#### What is being asked
Omitting all pictures, print the lines of the listing from the one containing "Output the text content of this document." through the final line, both ends included, with no other text.
:: Given data ::
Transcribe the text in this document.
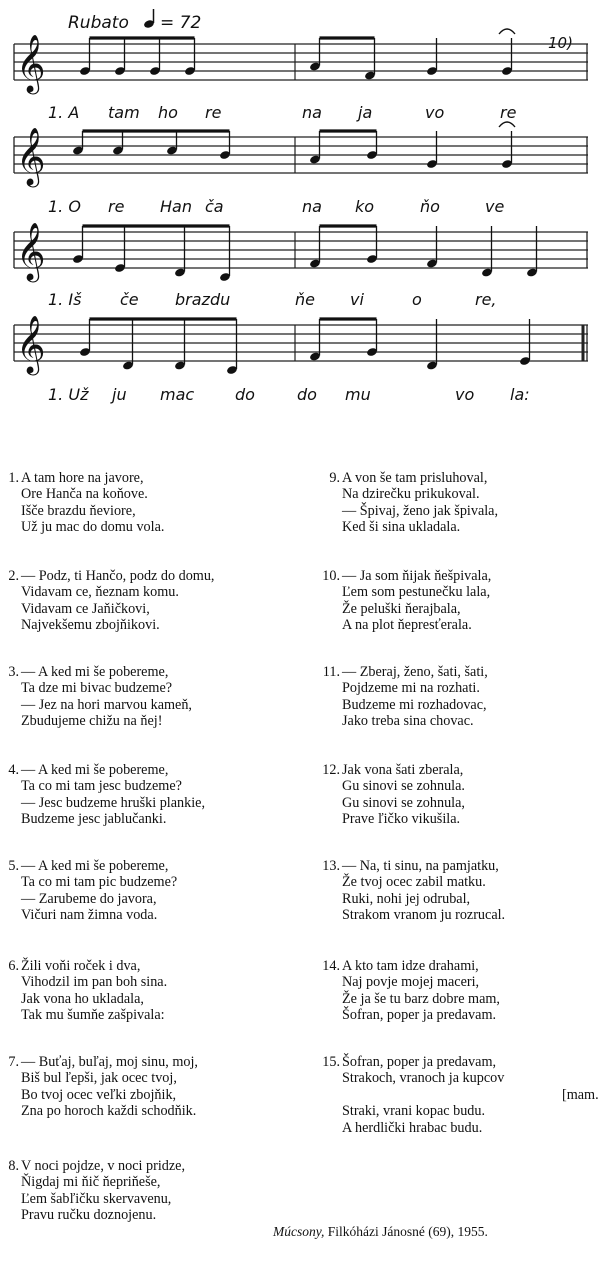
Rubato = 72
10)
𝄞
1. A tam ho re	na ja	vo	re
𝄞
1. O re Han ča	na ko	ňo	ve
𝄞
1. Iš če brazdu	ňe vi	o	re,
𝄞
1. Už ju mac	do	do mu	vo la:
1. A tam hore na javore,
Ore Hanča na koňove.
Išče brazdu ňeviore,
Už ju mac do domu vola.
2. — Podz, ti Hančo, podz do domu,
Vidavam ce, ňeznam komu.
Vidavam ce Jaňičkovi,
Najvekšemu zbojňikovi.
3. — A ked mi še pobereme,
Ta dze mi bivac budzeme?
— Jez na hori marvou kameň,
Zbudujeme chižu na ňej!
4. — A ked mi še pobereme,
Ta co mi tam jesc budzeme?
— Jesc budzeme hruški plankie,
Budzeme jesc jablučanki.
5. — A ked mi še pobereme,
Ta co mi tam pic budzeme?
— Zarubeme do javora,
Vičuri nam žimna voda.
6. Žili voňi roček i dva,
Vihodzil im pan boh sina.
Jak vona ho ukladala,
Tak mu šumňe zašpivala:
7. — Buťaj, buľaj, moj sinu, moj,
Biš bul ľepši, jak ocec tvoj,
Bo tvoj ocec veľki zbojňik,
Zna po horoch každi schodňik.
8. V noci pojdze, v noci pridze,
Ňigdaj mi ňič ňepriňeše,
Ľem šabľičku skervavenu,
Pravu ručku doznojenu.
9. A von še tam prisluhoval,
Na dzirečku prikukoval.
— Špivaj, ženo jak špivala,
Ked ši sina ukladala.
10. — Ja som ňijak ňešpivala,
Ľem som pestunečku lala,
Že peluški ňerajbala,
A na plot ňepresťerala.
11. — Zberaj, ženo, šati, šati,
Pojdzeme mi na rozhati.
Budzeme mi rozhadovac,
Jako treba sina chovac.
12. Jak vona šati zberala,
Gu sinovi se zohnula.
Gu sinovi se zohnula,
Prave ľičko vikušila.
13. — Na, ti sinu, na pamjatku,
Že tvoj ocec zabil matku.
Ruki, nohi jej odrubal,
Strakom vranom ju rozrucal.
14. A kto tam idze drahami,
Naj povje mojej maceri,
Že ja še tu barz dobre mam,
Šofran, poper ja predavam.
15. Šofran, poper ja predavam,
Strakoch, vranoch ja kupcov
[mam.
Straki, vrani kopac budu.
A herdlički hrabac budu.
Múcsony, Filkóházi Jánosné (69), 1955.
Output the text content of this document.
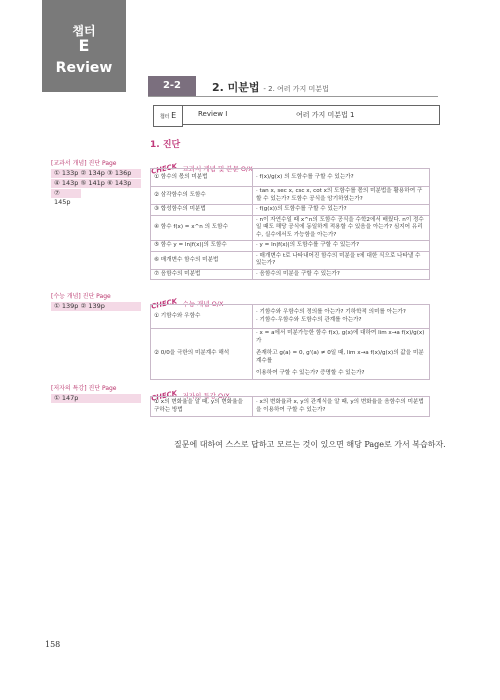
챕터
E
Review
2-2	2. 미분법 - 2. 여러 가지 미분법
챕터 E	Review Ⅰ	여러 가지 미분법 1
1. 진단
[교과서 개념] 진단 Page
① 133p ② 134p ③ 136p
④ 143p ⑤ 141p ⑥ 143p
⑦ 145p
[수능 개념] 진단 Page
① 139p ② 139p
[저자의 특강] 진단 Page
① 147p
CHECK 교과서 개념 및 본문 O/X
CHECK 수능 개념 O/X
CHECK 저자의 특강 O/X
① 함수의 몫의 미분법	· f(x)/g(x) 의 도함수를 구할 수 있는가?
② 삼각함수의 도함수	· tan x, sec x, csc x, cot x의 도함수를 몫의 미분법을 활용하여 구할 수 있는가? 도함수 공식을 암기하였는가?
③ 합성함수의 미분법	· f(g(x))의 도함수를 구할 수 있는가?
④ 함수 f(x) = x^n 의 도함수	· n이 자연수일 때 x^n의 도함수 공식을 수학2에서 배웠다. n이 정수일 때도 해당 공식에 동일하게 적용할 수 있음을 아는가? 심지어 유리수, 실수에서도 가능함을 아는가?
⑤ 함수 y = ln|f(x)|의 도함수	· y = ln|f(x)|의 도함수를 구할 수 있는가?
⑥ 매개변수 함수의 미분법	· 매개변수 t로 나타내어진 함수의 미분을 t에 대한 식으로 나타낼 수 있는가?
⑦ 음함수의 미분법	· 음함수의 미분을 구할 수 있는가?
① 기함수와 우함수	· 기함수와 우함수의 정의를 아는가? 기하학적 의미를 아는가?
· 기함수·우함수와 도함수의 관계를 아는가?

② 0/0을 극한의 미분계수 해석	· x = a에서 미분가능한 함수 f(x), g(x)에 대하여 lim x→a f(x)/g(x)가
존재하고 g(a) = 0, g'(a) ≠ 0일 때, lim x→a f(x)/g(x)의 값을 미분계수를
이용하여 구할 수 있는가? 증명할 수 있는가?
① x의 변화율을 알 때, y의 변화율을 구하는 방법	· x의 변화율과 x, y의 관계식을 알 때, y의 변화율을 음함수의 미분법을 이용하여 구할 수 있는가?
질문에 대하여 스스로 답하고 모르는 것이 있으면 해당 Page로 가서 복습하자.
158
:::
#### Response to this exercise
Output the text content of this document.
챕터
E
Review
2-2	2. 미분법 - 2. 여러 가지 미분법
챕터 E	Review Ⅰ	여러 가지 미분법 1
1. 진단
[교과서 개념] 진단 Page
① 133p ② 134p ③ 136p
④ 143p ⑤ 141p ⑥ 143p
⑦ 145p
[수능 개념] 진단 Page
① 139p ② 139p
[저자의 특강] 진단 Page
① 147p
CHECK 교과서 개념 및 본문 O/X
CHECK 수능 개념 O/X
CHECK 저자의 특강 O/X
① 함수의 몫의 미분법	· f(x)/g(x) 의 도함수를 구할 수 있는가?
② 삼각함수의 도함수	· tan x, sec x, csc x, cot x의 도함수를 몫의 미분법을 활용하여 구할 수 있는가? 도함수 공식을 암기하였는가?
③ 합성함수의 미분법	· f(g(x))의 도함수를 구할 수 있는가?
④ 함수 f(x) = x^n 의 도함수	· n이 자연수일 때 x^n의 도함수 공식을 수학2에서 배웠다. n이 정수일 때도 해당 공식에 동일하게 적용할 수 있음을 아는가? 심지어 유리수, 실수에서도 가능함을 아는가?
⑤ 함수 y = ln|f(x)|의 도함수	· y = ln|f(x)|의 도함수를 구할 수 있는가?
⑥ 매개변수 함수의 미분법	· 매개변수 t로 나타내어진 함수의 미분을 t에 대한 식으로 나타낼 수 있는가?
⑦ 음함수의 미분법	· 음함수의 미분을 구할 수 있는가?
① 기함수와 우함수	· 기함수와 우함수의 정의를 아는가? 기하학적 의미를 아는가?
· 기함수·우함수와 도함수의 관계를 아는가?

② 0/0을 극한의 미분계수 해석	· x = a에서 미분가능한 함수 f(x), g(x)에 대하여 lim x→a f(x)/g(x)가
존재하고 g(a) = 0, g'(a) ≠ 0일 때, lim x→a f(x)/g(x)의 값을 미분계수를
이용하여 구할 수 있는가? 증명할 수 있는가?
① x의 변화율을 알 때, y의 변화율을 구하는 방법	· x의 변화율과 x, y의 관계식을 알 때, y의 변화율을 음함수의 미분법을 이용하여 구할 수 있는가?
질문에 대하여 스스로 답하고 모르는 것이 있으면 해당 Page로 가서 복습하자.
158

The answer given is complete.